__EXERCISE DIRECTIONS__
Quote the listing in full, exactly as given, minus any pictures.

__DATASET RECORDS__
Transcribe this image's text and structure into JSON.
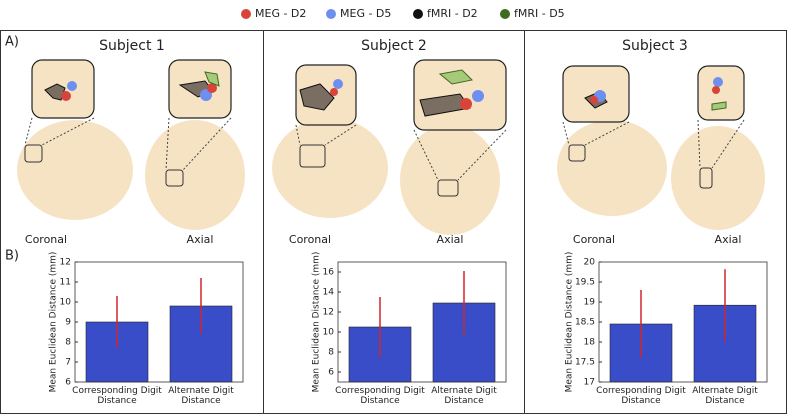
{
  "legend": [
    {
      "name": "MEG - D2",
      "color": "#d8443a"
    },
    {
      "name": "MEG - D5",
      "color": "#6f8ff0"
    },
    {
      "name": "fMRI - D2",
      "color": "#111111"
    },
    {
      "name": "fMRI - D5",
      "color": "#3f6a1f"
    }
  ],
  "panel_labels": [
    "A)",
    "B)"
  ],
  "subjects": [
    {
      "title": "Subject 1",
      "views": [
        "Coronal",
        "Axial"
      ]
    },
    {
      "title": "Subject 2",
      "views": [
        "Coronal",
        "Axial"
      ]
    },
    {
      "title": "Subject 3",
      "views": [
        "Coronal",
        "Axial"
      ]
    }
  ],
  "chart_data": [
    {
      "type": "bar",
      "ylabel": "Mean Euclidean Distance (mm)",
      "categories": [
        "Corresponding Digit Distance",
        "Alternate Digit Distance"
      ],
      "values": [
        9.0,
        9.8
      ],
      "errors": [
        1.3,
        1.4
      ],
      "color": "#3a4dc8",
      "error_color": "#d0262a",
      "ylim": [
        6,
        12
      ],
      "yticks": [
        6,
        7,
        8,
        9,
        10,
        11,
        12
      ]
    },
    {
      "type": "bar",
      "ylabel": "Mean Euclidean Distance (mm)",
      "categories": [
        "Corresponding Digit Distance",
        "Alternate Digit Distance"
      ],
      "values": [
        10.5,
        12.9
      ],
      "errors": [
        3.0,
        3.2
      ],
      "color": "#3a4dc8",
      "error_color": "#d0262a",
      "ylim": [
        5,
        17
      ],
      "yticks": [
        6,
        8,
        10,
        12,
        14,
        16
      ]
    },
    {
      "type": "bar",
      "ylabel": "Mean Euclidean Distance (mm)",
      "categories": [
        "Corresponding Digit Distance",
        "Alternate Digit Distance"
      ],
      "values": [
        18.45,
        18.92
      ],
      "errors": [
        0.85,
        0.9
      ],
      "color": "#3a4dc8",
      "error_color": "#d0262a",
      "ylim": [
        17,
        20
      ],
      "yticks": [
        17,
        17.5,
        18,
        18.5,
        19,
        19.5,
        20
      ]
    }
  ]
}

__ANSWER TO THE EXERCISE__
Transcribe this image's text and structure into JSON.
{
  "legend": [
    {
      "name": "MEG - D2",
      "color": "#d8443a"
    },
    {
      "name": "MEG - D5",
      "color": "#6f8ff0"
    },
    {
      "name": "fMRI - D2",
      "color": "#111111"
    },
    {
      "name": "fMRI - D5",
      "color": "#3f6a1f"
    }
  ],
  "panel_labels": [
    "A)",
    "B)"
  ],
  "subjects": [
    {
      "title": "Subject 1",
      "views": [
        "Coronal",
        "Axial"
      ]
    },
    {
      "title": "Subject 2",
      "views": [
        "Coronal",
        "Axial"
      ]
    },
    {
      "title": "Subject 3",
      "views": [
        "Coronal",
        "Axial"
      ]
    }
  ],
  "chart_data": [
    {
      "type": "bar",
      "ylabel": "Mean Euclidean Distance (mm)",
      "categories": [
        "Corresponding Digit Distance",
        "Alternate Digit Distance"
      ],
      "values": [
        9.0,
        9.8
      ],
      "errors": [
        1.3,
        1.4
      ],
      "color": "#3a4dc8",
      "error_color": "#d0262a",
      "ylim": [
        6,
        12
      ],
      "yticks": [
        6,
        7,
        8,
        9,
        10,
        11,
        12
      ]
    },
    {
      "type": "bar",
      "ylabel": "Mean Euclidean Distance (mm)",
      "categories": [
        "Corresponding Digit Distance",
        "Alternate Digit Distance"
      ],
      "values": [
        10.5,
        12.9
      ],
      "errors": [
        3.0,
        3.2
      ],
      "color": "#3a4dc8",
      "error_color": "#d0262a",
      "ylim": [
        5,
        17
      ],
      "yticks": [
        6,
        8,
        10,
        12,
        14,
        16
      ]
    },
    {
      "type": "bar",
      "ylabel": "Mean Euclidean Distance (mm)",
      "categories": [
        "Corresponding Digit Distance",
        "Alternate Digit Distance"
      ],
      "values": [
        18.45,
        18.92
      ],
      "errors": [
        0.85,
        0.9
      ],
      "color": "#3a4dc8",
      "error_color": "#d0262a",
      "ylim": [
        17,
        20
      ],
      "yticks": [
        17,
        17.5,
        18,
        18.5,
        19,
        19.5,
        20
      ]
    }
  ]
}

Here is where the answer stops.